- _WHAT THIS TASK INVOLVES_
Provide the records once more, identical to the original.

Stored data
━━━━━━

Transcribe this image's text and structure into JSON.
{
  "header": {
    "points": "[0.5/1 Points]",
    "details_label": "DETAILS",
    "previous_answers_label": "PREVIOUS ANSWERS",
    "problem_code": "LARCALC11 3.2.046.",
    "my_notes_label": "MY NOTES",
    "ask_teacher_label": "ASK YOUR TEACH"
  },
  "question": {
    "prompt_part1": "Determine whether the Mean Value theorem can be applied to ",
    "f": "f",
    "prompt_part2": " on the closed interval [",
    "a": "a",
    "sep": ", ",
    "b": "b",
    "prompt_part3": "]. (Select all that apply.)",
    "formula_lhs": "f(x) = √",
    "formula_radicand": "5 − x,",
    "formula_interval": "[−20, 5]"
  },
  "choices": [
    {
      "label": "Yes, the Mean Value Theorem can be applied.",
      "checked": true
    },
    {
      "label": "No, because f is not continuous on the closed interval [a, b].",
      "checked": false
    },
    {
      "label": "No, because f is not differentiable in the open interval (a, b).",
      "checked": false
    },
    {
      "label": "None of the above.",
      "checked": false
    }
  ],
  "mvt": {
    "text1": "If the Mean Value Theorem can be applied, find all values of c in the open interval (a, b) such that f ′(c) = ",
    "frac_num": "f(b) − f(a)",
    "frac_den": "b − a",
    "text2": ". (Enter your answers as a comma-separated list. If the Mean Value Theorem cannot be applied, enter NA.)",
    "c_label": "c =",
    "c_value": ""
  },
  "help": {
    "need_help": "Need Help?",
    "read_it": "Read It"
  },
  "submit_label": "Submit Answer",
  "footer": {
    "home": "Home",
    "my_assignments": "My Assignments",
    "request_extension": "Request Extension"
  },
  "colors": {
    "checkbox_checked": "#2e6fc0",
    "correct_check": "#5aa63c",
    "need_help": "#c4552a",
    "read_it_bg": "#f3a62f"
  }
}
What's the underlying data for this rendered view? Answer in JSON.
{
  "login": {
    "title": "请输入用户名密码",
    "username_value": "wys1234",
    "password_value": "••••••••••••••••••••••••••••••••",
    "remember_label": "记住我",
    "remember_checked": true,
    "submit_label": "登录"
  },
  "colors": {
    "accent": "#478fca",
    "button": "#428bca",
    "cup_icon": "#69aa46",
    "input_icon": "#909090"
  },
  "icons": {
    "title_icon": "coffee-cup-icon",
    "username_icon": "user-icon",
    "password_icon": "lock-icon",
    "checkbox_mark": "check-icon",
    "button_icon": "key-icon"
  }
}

━━━━━━

- _EXERCISE RESULT_
Transcribe this image's text and structure into JSON.
{
  "header": {
    "points": "[0.5/1 Points]",
    "details_label": "DETAILS",
    "previous_answers_label": "PREVIOUS ANSWERS",
    "problem_code": "LARCALC11 3.2.046.",
    "my_notes_label": "MY NOTES",
    "ask_teacher_label": "ASK YOUR TEACH"
  },
  "question": {
    "prompt_part1": "Determine whether the Mean Value theorem can be applied to ",
    "f": "f",
    "prompt_part2": " on the closed interval [",
    "a": "a",
    "sep": ", ",
    "b": "b",
    "prompt_part3": "]. (Select all that apply.)",
    "formula_lhs": "f(x) = √",
    "formula_radicand": "5 − x,",
    "formula_interval": "[−20, 5]"
  },
  "choices": [
    {
      "label": "Yes, the Mean Value Theorem can be applied.",
      "checked": true
    },
    {
      "label": "No, because f is not continuous on the closed interval [a, b].",
      "checked": false
    },
    {
      "label": "No, because f is not differentiable in the open interval (a, b).",
      "checked": false
    },
    {
      "label": "None of the above.",
      "checked": false
    }
  ],
  "mvt": {
    "text1": "If the Mean Value Theorem can be applied, find all values of c in the open interval (a, b) such that f ′(c) = ",
    "frac_num": "f(b) − f(a)",
    "frac_den": "b − a",
    "text2": ". (Enter your answers as a comma-separated list. If the Mean Value Theorem cannot be applied, enter NA.)",
    "c_label": "c =",
    "c_value": ""
  },
  "help": {
    "need_help": "Need Help?",
    "read_it": "Read It"
  },
  "submit_label": "Submit Answer",
  "footer": {
    "home": "Home",
    "my_assignments": "My Assignments",
    "request_extension": "Request Extension"
  },
  "colors": {
    "checkbox_checked": "#2e6fc0",
    "correct_check": "#5aa63c",
    "need_help": "#c4552a",
    "read_it_bg": "#f3a62f"
  }
}
What's the underlying data for this rendered view? Answer in JSON.
{
  "login": {
    "title": "请输入用户名密码",
    "username_value": "wys1234",
    "password_value": "••••••••••••••••••••••••••••••••",
    "remember_label": "记住我",
    "remember_checked": true,
    "submit_label": "登录"
  },
  "colors": {
    "accent": "#478fca",
    "button": "#428bca",
    "cup_icon": "#69aa46",
    "input_icon": "#909090"
  },
  "icons": {
    "title_icon": "coffee-cup-icon",
    "username_icon": "user-icon",
    "password_icon": "lock-icon",
    "checkbox_mark": "check-icon",
    "button_icon": "key-icon"
  }
}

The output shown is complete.